### [Instructions to follow]
Restate each of the lines given below, word for word.

### [Given data]

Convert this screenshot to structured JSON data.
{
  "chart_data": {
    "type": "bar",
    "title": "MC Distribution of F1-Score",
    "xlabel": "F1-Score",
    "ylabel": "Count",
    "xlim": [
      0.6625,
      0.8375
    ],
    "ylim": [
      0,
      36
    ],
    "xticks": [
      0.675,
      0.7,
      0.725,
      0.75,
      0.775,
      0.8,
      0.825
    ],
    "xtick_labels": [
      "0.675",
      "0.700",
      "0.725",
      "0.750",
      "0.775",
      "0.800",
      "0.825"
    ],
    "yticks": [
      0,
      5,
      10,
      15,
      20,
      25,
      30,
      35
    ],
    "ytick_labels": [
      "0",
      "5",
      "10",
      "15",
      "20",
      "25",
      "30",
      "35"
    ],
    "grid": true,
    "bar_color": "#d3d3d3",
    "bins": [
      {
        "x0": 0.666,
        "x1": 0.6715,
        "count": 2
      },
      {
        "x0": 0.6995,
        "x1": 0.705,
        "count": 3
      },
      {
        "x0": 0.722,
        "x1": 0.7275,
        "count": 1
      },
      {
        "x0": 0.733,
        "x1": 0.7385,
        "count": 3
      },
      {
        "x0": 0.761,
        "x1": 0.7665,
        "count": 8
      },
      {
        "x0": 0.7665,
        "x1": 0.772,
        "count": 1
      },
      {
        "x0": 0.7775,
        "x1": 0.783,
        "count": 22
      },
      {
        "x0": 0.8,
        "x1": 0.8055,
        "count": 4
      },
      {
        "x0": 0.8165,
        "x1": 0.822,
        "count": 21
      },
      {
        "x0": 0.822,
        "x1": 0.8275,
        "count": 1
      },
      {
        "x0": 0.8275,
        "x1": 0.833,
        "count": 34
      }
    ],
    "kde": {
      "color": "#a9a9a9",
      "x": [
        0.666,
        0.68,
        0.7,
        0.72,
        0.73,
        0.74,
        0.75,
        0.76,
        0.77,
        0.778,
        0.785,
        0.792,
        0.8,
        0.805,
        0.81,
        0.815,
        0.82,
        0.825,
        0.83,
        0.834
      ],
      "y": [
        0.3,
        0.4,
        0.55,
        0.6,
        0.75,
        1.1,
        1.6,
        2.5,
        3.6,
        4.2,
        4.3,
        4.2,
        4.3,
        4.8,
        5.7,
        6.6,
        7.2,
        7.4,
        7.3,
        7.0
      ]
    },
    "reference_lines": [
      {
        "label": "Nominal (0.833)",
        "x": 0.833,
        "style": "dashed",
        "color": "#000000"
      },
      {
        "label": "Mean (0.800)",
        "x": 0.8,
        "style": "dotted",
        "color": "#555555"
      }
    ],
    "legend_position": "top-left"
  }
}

### [Worked solution]
Convert this screenshot to structured JSON data.
{
  "chart_data": {
    "type": "bar",
    "title": "MC Distribution of F1-Score",
    "xlabel": "F1-Score",
    "ylabel": "Count",
    "xlim": [
      0.6625,
      0.8375
    ],
    "ylim": [
      0,
      36
    ],
    "xticks": [
      0.675,
      0.7,
      0.725,
      0.75,
      0.775,
      0.8,
      0.825
    ],
    "xtick_labels": [
      "0.675",
      "0.700",
      "0.725",
      "0.750",
      "0.775",
      "0.800",
      "0.825"
    ],
    "yticks": [
      0,
      5,
      10,
      15,
      20,
      25,
      30,
      35
    ],
    "ytick_labels": [
      "0",
      "5",
      "10",
      "15",
      "20",
      "25",
      "30",
      "35"
    ],
    "grid": true,
    "bar_color": "#d3d3d3",
    "bins": [
      {
        "x0": 0.666,
        "x1": 0.6715,
        "count": 2
      },
      {
        "x0": 0.6995,
        "x1": 0.705,
        "count": 3
      },
      {
        "x0": 0.722,
        "x1": 0.7275,
        "count": 1
      },
      {
        "x0": 0.733,
        "x1": 0.7385,
        "count": 3
      },
      {
        "x0": 0.761,
        "x1": 0.7665,
        "count": 8
      },
      {
        "x0": 0.7665,
        "x1": 0.772,
        "count": 1
      },
      {
        "x0": 0.7775,
        "x1": 0.783,
        "count": 22
      },
      {
        "x0": 0.8,
        "x1": 0.8055,
        "count": 4
      },
      {
        "x0": 0.8165,
        "x1": 0.822,
        "count": 21
      },
      {
        "x0": 0.822,
        "x1": 0.8275,
        "count": 1
      },
      {
        "x0": 0.8275,
        "x1": 0.833,
        "count": 34
      }
    ],
    "kde": {
      "color": "#a9a9a9",
      "x": [
        0.666,
        0.68,
        0.7,
        0.72,
        0.73,
        0.74,
        0.75,
        0.76,
        0.77,
        0.778,
        0.785,
        0.792,
        0.8,
        0.805,
        0.81,
        0.815,
        0.82,
        0.825,
        0.83,
        0.834
      ],
      "y": [
        0.3,
        0.4,
        0.55,
        0.6,
        0.75,
        1.1,
        1.6,
        2.5,
        3.6,
        4.2,
        4.3,
        4.2,
        4.3,
        4.8,
        5.7,
        6.6,
        7.2,
        7.4,
        7.3,
        7.0
      ]
    },
    "reference_lines": [
      {
        "label": "Nominal (0.833)",
        "x": 0.833,
        "style": "dashed",
        "color": "#000000"
      },
      {
        "label": "Mean (0.800)",
        "x": 0.8,
        "style": "dotted",
        "color": "#555555"
      }
    ],
    "legend_position": "top-left"
  }
}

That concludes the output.